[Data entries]
-- Start --

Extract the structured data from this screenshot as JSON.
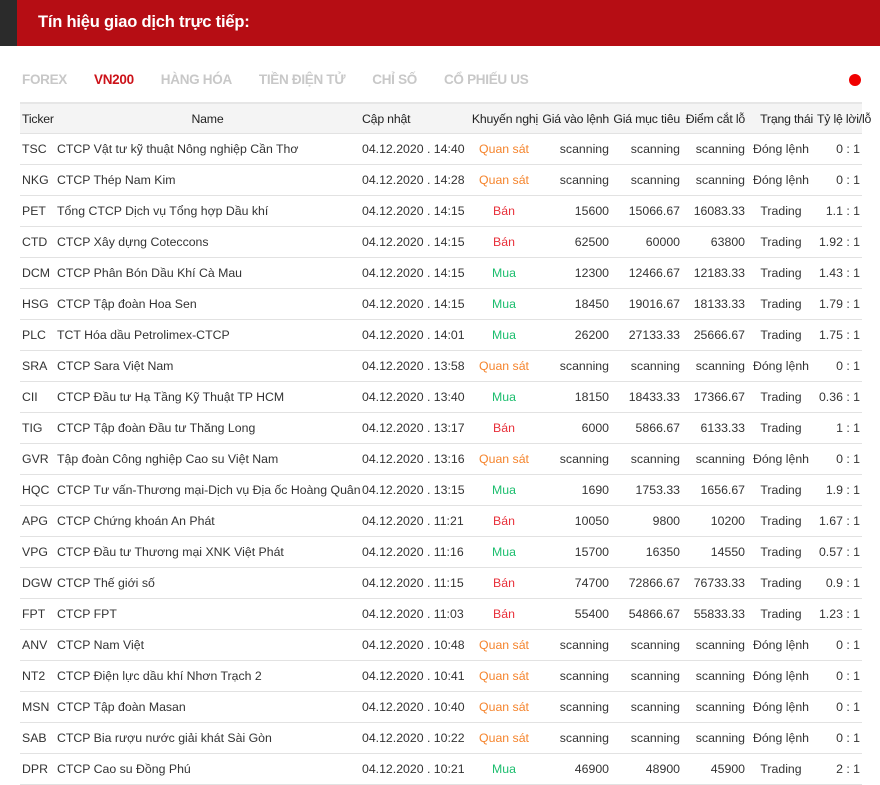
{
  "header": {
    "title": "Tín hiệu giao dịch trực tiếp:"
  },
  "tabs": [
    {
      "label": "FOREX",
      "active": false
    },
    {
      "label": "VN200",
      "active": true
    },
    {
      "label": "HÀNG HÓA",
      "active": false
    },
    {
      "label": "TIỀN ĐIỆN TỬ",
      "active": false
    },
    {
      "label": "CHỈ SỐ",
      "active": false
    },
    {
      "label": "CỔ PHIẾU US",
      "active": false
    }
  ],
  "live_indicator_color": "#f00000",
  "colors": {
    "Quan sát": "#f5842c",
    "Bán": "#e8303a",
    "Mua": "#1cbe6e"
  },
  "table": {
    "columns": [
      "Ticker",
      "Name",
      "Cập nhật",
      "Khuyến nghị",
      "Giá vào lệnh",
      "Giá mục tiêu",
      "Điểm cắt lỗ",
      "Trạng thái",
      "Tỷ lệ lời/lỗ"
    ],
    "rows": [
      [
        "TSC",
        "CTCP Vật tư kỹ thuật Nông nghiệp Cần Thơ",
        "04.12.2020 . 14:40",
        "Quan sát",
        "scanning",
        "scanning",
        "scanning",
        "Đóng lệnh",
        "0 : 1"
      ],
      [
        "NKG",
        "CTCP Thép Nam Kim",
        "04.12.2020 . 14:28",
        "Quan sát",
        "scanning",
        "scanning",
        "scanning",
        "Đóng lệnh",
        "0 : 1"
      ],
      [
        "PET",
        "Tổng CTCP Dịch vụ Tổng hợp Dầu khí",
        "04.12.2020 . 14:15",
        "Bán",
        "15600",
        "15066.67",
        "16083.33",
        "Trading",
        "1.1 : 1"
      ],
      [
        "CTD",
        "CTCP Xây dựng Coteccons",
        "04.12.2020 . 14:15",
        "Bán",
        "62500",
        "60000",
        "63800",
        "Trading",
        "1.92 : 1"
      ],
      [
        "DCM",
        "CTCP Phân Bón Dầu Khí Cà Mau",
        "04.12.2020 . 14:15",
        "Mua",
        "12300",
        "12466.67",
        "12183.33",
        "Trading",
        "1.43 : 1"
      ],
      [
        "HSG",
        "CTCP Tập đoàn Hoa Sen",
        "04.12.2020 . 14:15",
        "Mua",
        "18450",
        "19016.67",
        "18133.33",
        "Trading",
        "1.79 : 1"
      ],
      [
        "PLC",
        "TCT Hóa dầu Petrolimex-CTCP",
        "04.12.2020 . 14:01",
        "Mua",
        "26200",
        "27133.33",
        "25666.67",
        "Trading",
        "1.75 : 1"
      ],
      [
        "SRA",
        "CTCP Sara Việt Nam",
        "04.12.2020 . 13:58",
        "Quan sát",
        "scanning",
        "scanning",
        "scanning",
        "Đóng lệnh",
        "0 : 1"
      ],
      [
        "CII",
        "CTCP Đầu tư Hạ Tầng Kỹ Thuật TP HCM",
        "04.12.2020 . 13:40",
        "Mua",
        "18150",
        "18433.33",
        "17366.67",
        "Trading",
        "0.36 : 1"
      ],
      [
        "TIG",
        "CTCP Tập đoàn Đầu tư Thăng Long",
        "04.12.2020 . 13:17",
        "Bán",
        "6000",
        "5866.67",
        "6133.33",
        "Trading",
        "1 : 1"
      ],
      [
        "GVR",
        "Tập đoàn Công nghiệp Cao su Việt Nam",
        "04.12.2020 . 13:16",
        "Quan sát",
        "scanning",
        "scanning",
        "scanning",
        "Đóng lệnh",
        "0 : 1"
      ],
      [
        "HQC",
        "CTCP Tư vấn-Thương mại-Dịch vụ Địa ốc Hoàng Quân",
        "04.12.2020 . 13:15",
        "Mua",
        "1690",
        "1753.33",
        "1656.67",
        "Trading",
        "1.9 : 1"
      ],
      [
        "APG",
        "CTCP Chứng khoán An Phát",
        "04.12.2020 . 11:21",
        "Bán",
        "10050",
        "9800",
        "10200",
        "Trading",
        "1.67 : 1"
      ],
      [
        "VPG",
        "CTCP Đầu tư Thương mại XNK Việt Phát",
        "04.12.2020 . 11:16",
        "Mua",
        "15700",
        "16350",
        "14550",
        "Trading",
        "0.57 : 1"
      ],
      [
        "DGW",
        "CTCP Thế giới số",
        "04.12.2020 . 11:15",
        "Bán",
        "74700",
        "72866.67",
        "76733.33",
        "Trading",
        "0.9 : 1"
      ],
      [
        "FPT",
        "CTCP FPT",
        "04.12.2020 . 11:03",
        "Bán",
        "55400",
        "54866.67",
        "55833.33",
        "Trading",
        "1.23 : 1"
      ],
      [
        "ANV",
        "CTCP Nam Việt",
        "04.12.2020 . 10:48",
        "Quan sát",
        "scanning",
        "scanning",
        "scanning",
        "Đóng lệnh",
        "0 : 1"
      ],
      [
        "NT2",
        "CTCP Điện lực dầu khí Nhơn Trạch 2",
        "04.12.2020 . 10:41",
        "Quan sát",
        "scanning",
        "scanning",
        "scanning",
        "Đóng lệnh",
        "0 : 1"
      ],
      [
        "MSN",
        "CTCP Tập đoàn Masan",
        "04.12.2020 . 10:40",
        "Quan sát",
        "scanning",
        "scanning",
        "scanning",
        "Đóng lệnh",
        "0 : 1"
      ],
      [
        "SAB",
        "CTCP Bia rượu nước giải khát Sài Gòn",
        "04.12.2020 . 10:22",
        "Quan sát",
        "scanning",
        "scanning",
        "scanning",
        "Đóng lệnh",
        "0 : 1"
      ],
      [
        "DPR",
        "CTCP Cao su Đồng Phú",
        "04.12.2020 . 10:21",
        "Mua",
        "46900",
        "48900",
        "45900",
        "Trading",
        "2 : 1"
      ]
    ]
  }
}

-- End --

__Task brief__: Images in the data above are to be skipped. Retype all other material exactly.

__Output for this task__:
Extract the structured data from this screenshot as JSON.
{
  "header": {
    "title": "Tín hiệu giao dịch trực tiếp:"
  },
  "tabs": [
    {
      "label": "FOREX",
      "active": false
    },
    {
      "label": "VN200",
      "active": true
    },
    {
      "label": "HÀNG HÓA",
      "active": false
    },
    {
      "label": "TIỀN ĐIỆN TỬ",
      "active": false
    },
    {
      "label": "CHỈ SỐ",
      "active": false
    },
    {
      "label": "CỔ PHIẾU US",
      "active": false
    }
  ],
  "live_indicator_color": "#f00000",
  "colors": {
    "Quan sát": "#f5842c",
    "Bán": "#e8303a",
    "Mua": "#1cbe6e"
  },
  "table": {
    "columns": [
      "Ticker",
      "Name",
      "Cập nhật",
      "Khuyến nghị",
      "Giá vào lệnh",
      "Giá mục tiêu",
      "Điểm cắt lỗ",
      "Trạng thái",
      "Tỷ lệ lời/lỗ"
    ],
    "rows": [
      [
        "TSC",
        "CTCP Vật tư kỹ thuật Nông nghiệp Cần Thơ",
        "04.12.2020 . 14:40",
        "Quan sát",
        "scanning",
        "scanning",
        "scanning",
        "Đóng lệnh",
        "0 : 1"
      ],
      [
        "NKG",
        "CTCP Thép Nam Kim",
        "04.12.2020 . 14:28",
        "Quan sát",
        "scanning",
        "scanning",
        "scanning",
        "Đóng lệnh",
        "0 : 1"
      ],
      [
        "PET",
        "Tổng CTCP Dịch vụ Tổng hợp Dầu khí",
        "04.12.2020 . 14:15",
        "Bán",
        "15600",
        "15066.67",
        "16083.33",
        "Trading",
        "1.1 : 1"
      ],
      [
        "CTD",
        "CTCP Xây dựng Coteccons",
        "04.12.2020 . 14:15",
        "Bán",
        "62500",
        "60000",
        "63800",
        "Trading",
        "1.92 : 1"
      ],
      [
        "DCM",
        "CTCP Phân Bón Dầu Khí Cà Mau",
        "04.12.2020 . 14:15",
        "Mua",
        "12300",
        "12466.67",
        "12183.33",
        "Trading",
        "1.43 : 1"
      ],
      [
        "HSG",
        "CTCP Tập đoàn Hoa Sen",
        "04.12.2020 . 14:15",
        "Mua",
        "18450",
        "19016.67",
        "18133.33",
        "Trading",
        "1.79 : 1"
      ],
      [
        "PLC",
        "TCT Hóa dầu Petrolimex-CTCP",
        "04.12.2020 . 14:01",
        "Mua",
        "26200",
        "27133.33",
        "25666.67",
        "Trading",
        "1.75 : 1"
      ],
      [
        "SRA",
        "CTCP Sara Việt Nam",
        "04.12.2020 . 13:58",
        "Quan sát",
        "scanning",
        "scanning",
        "scanning",
        "Đóng lệnh",
        "0 : 1"
      ],
      [
        "CII",
        "CTCP Đầu tư Hạ Tầng Kỹ Thuật TP HCM",
        "04.12.2020 . 13:40",
        "Mua",
        "18150",
        "18433.33",
        "17366.67",
        "Trading",
        "0.36 : 1"
      ],
      [
        "TIG",
        "CTCP Tập đoàn Đầu tư Thăng Long",
        "04.12.2020 . 13:17",
        "Bán",
        "6000",
        "5866.67",
        "6133.33",
        "Trading",
        "1 : 1"
      ],
      [
        "GVR",
        "Tập đoàn Công nghiệp Cao su Việt Nam",
        "04.12.2020 . 13:16",
        "Quan sát",
        "scanning",
        "scanning",
        "scanning",
        "Đóng lệnh",
        "0 : 1"
      ],
      [
        "HQC",
        "CTCP Tư vấn-Thương mại-Dịch vụ Địa ốc Hoàng Quân",
        "04.12.2020 . 13:15",
        "Mua",
        "1690",
        "1753.33",
        "1656.67",
        "Trading",
        "1.9 : 1"
      ],
      [
        "APG",
        "CTCP Chứng khoán An Phát",
        "04.12.2020 . 11:21",
        "Bán",
        "10050",
        "9800",
        "10200",
        "Trading",
        "1.67 : 1"
      ],
      [
        "VPG",
        "CTCP Đầu tư Thương mại XNK Việt Phát",
        "04.12.2020 . 11:16",
        "Mua",
        "15700",
        "16350",
        "14550",
        "Trading",
        "0.57 : 1"
      ],
      [
        "DGW",
        "CTCP Thế giới số",
        "04.12.2020 . 11:15",
        "Bán",
        "74700",
        "72866.67",
        "76733.33",
        "Trading",
        "0.9 : 1"
      ],
      [
        "FPT",
        "CTCP FPT",
        "04.12.2020 . 11:03",
        "Bán",
        "55400",
        "54866.67",
        "55833.33",
        "Trading",
        "1.23 : 1"
      ],
      [
        "ANV",
        "CTCP Nam Việt",
        "04.12.2020 . 10:48",
        "Quan sát",
        "scanning",
        "scanning",
        "scanning",
        "Đóng lệnh",
        "0 : 1"
      ],
      [
        "NT2",
        "CTCP Điện lực dầu khí Nhơn Trạch 2",
        "04.12.2020 . 10:41",
        "Quan sát",
        "scanning",
        "scanning",
        "scanning",
        "Đóng lệnh",
        "0 : 1"
      ],
      [
        "MSN",
        "CTCP Tập đoàn Masan",
        "04.12.2020 . 10:40",
        "Quan sát",
        "scanning",
        "scanning",
        "scanning",
        "Đóng lệnh",
        "0 : 1"
      ],
      [
        "SAB",
        "CTCP Bia rượu nước giải khát Sài Gòn",
        "04.12.2020 . 10:22",
        "Quan sát",
        "scanning",
        "scanning",
        "scanning",
        "Đóng lệnh",
        "0 : 1"
      ],
      [
        "DPR",
        "CTCP Cao su Đồng Phú",
        "04.12.2020 . 10:21",
        "Mua",
        "46900",
        "48900",
        "45900",
        "Trading",
        "2 : 1"
      ]
    ]
  }
}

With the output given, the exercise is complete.